(Entries from a dataset)
────────────────
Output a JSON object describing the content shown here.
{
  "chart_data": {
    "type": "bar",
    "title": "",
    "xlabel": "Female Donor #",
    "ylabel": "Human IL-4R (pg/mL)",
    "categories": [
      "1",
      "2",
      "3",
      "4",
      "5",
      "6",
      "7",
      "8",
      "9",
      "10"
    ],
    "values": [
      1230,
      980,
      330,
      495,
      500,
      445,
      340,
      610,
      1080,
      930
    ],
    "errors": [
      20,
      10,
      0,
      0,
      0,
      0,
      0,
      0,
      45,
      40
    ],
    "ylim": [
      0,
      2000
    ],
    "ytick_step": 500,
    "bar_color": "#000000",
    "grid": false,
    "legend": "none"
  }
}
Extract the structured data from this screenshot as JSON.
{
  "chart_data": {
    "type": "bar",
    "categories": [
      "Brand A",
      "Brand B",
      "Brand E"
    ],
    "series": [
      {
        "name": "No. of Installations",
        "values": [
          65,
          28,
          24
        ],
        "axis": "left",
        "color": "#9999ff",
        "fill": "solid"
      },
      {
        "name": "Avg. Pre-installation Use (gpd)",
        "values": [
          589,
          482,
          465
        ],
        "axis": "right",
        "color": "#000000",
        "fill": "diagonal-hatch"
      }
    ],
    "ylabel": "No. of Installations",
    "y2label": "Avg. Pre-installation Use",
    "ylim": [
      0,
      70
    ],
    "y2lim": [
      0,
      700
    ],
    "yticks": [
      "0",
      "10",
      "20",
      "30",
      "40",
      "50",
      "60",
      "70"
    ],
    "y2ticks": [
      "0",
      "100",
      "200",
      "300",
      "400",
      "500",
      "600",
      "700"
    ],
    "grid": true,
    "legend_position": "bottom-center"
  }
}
────────────────
* [What you will do]
Reproduce the entries above in full, verbatim.

* [Final answer]
Output a JSON object describing the content shown here.
{
  "chart_data": {
    "type": "bar",
    "title": "",
    "xlabel": "Female Donor #",
    "ylabel": "Human IL-4R (pg/mL)",
    "categories": [
      "1",
      "2",
      "3",
      "4",
      "5",
      "6",
      "7",
      "8",
      "9",
      "10"
    ],
    "values": [
      1230,
      980,
      330,
      495,
      500,
      445,
      340,
      610,
      1080,
      930
    ],
    "errors": [
      20,
      10,
      0,
      0,
      0,
      0,
      0,
      0,
      45,
      40
    ],
    "ylim": [
      0,
      2000
    ],
    "ytick_step": 500,
    "bar_color": "#000000",
    "grid": false,
    "legend": "none"
  }
}
Extract the structured data from this screenshot as JSON.
{
  "chart_data": {
    "type": "bar",
    "categories": [
      "Brand A",
      "Brand B",
      "Brand E"
    ],
    "series": [
      {
        "name": "No. of Installations",
        "values": [
          65,
          28,
          24
        ],
        "axis": "left",
        "color": "#9999ff",
        "fill": "solid"
      },
      {
        "name": "Avg. Pre-installation Use (gpd)",
        "values": [
          589,
          482,
          465
        ],
        "axis": "right",
        "color": "#000000",
        "fill": "diagonal-hatch"
      }
    ],
    "ylabel": "No. of Installations",
    "y2label": "Avg. Pre-installation Use",
    "ylim": [
      0,
      70
    ],
    "y2lim": [
      0,
      700
    ],
    "yticks": [
      "0",
      "10",
      "20",
      "30",
      "40",
      "50",
      "60",
      "70"
    ],
    "y2ticks": [
      "0",
      "100",
      "200",
      "300",
      "400",
      "500",
      "600",
      "700"
    ],
    "grid": true,
    "legend_position": "bottom-center"
  }
}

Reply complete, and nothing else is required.